■ **Request**
Give only the number of lines in the data that include the string "securitytrust".

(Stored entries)
^^^^

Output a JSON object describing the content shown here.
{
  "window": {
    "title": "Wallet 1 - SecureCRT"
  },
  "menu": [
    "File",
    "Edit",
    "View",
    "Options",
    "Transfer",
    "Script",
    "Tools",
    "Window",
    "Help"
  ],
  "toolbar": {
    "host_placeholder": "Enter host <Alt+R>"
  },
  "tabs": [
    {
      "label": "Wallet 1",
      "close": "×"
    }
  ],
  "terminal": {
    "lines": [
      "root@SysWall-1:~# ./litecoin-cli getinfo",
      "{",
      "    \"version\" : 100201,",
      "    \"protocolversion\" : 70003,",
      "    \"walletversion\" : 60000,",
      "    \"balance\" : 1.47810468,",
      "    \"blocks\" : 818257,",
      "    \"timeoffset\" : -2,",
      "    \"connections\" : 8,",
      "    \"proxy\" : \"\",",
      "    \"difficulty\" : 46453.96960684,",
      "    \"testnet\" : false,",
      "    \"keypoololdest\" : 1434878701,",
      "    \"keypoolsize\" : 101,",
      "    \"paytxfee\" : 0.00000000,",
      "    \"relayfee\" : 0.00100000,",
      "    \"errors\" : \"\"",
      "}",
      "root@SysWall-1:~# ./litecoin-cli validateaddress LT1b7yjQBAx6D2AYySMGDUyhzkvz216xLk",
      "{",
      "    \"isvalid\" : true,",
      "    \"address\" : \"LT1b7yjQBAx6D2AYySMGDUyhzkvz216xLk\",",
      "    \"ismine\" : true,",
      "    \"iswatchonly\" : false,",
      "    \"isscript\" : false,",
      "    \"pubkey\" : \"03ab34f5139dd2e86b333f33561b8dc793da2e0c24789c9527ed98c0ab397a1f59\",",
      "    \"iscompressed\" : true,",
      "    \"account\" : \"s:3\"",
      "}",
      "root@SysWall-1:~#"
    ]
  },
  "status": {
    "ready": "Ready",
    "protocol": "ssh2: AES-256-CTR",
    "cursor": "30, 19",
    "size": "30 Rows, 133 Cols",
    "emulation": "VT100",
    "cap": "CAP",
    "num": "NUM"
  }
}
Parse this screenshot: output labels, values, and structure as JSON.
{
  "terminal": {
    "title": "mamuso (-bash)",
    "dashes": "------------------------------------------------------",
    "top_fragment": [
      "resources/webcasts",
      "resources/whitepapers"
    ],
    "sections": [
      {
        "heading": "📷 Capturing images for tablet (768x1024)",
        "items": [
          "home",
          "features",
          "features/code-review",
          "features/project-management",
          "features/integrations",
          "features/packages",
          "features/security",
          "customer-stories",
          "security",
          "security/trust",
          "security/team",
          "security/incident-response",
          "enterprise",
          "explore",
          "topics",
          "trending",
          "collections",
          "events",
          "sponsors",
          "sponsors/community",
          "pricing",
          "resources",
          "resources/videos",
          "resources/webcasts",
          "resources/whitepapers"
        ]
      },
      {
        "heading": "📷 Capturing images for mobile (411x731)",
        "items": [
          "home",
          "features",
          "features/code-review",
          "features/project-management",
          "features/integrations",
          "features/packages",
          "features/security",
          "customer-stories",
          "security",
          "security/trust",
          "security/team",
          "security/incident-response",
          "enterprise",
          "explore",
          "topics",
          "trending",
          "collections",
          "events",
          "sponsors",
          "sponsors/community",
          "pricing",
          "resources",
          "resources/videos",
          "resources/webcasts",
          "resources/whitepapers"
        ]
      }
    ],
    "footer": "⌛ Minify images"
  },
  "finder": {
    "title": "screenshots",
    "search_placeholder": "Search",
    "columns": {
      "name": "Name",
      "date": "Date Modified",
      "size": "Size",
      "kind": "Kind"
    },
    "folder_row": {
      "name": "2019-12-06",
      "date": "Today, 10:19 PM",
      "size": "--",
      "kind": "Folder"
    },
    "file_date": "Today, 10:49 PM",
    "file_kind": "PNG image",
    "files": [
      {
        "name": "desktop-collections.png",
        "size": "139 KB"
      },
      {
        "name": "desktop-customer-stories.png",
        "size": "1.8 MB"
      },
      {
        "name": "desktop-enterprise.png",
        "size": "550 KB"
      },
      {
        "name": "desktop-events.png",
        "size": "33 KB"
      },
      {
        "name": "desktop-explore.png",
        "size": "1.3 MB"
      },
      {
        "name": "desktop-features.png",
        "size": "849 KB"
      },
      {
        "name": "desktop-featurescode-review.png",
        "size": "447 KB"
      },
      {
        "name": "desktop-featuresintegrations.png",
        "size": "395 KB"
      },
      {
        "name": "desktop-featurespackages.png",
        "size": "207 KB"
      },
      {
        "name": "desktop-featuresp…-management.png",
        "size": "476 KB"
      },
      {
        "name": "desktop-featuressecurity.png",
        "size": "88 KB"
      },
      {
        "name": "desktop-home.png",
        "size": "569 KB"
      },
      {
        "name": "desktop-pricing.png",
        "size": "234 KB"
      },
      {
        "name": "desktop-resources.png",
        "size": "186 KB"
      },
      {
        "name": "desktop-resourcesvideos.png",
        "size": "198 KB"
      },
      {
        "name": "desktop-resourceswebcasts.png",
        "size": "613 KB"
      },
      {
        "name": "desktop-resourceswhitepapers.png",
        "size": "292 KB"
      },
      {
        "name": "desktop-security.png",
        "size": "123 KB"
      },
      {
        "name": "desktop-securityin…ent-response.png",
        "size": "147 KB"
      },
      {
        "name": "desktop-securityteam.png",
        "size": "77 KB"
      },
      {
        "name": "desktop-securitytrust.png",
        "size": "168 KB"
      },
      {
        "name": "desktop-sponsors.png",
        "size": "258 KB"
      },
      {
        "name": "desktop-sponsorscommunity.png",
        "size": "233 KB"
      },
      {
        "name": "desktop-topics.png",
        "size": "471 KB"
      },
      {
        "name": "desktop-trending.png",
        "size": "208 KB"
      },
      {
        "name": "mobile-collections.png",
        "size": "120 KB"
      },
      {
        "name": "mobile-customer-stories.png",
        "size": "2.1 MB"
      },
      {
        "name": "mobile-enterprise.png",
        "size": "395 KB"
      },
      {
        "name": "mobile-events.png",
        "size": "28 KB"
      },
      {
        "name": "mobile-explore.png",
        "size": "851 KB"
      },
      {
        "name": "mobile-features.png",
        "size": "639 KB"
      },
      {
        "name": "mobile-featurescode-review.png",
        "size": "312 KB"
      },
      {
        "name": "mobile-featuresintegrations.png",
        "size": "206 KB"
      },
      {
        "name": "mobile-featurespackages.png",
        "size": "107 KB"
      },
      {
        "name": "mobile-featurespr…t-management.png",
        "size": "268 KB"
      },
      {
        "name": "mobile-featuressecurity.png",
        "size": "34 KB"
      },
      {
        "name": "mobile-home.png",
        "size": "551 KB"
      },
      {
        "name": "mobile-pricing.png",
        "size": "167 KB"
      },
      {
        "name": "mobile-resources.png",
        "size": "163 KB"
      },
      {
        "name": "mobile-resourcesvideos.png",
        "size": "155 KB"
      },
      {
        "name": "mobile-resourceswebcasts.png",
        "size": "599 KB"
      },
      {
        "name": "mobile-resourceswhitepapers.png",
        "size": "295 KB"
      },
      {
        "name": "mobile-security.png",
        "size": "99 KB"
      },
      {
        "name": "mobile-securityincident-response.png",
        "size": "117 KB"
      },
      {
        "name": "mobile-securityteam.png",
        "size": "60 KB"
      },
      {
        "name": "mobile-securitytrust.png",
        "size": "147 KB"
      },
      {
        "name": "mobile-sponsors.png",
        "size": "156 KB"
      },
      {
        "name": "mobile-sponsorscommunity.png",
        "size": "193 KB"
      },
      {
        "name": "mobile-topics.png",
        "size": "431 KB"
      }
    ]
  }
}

^^^^

■ **Solution to the exercise**
2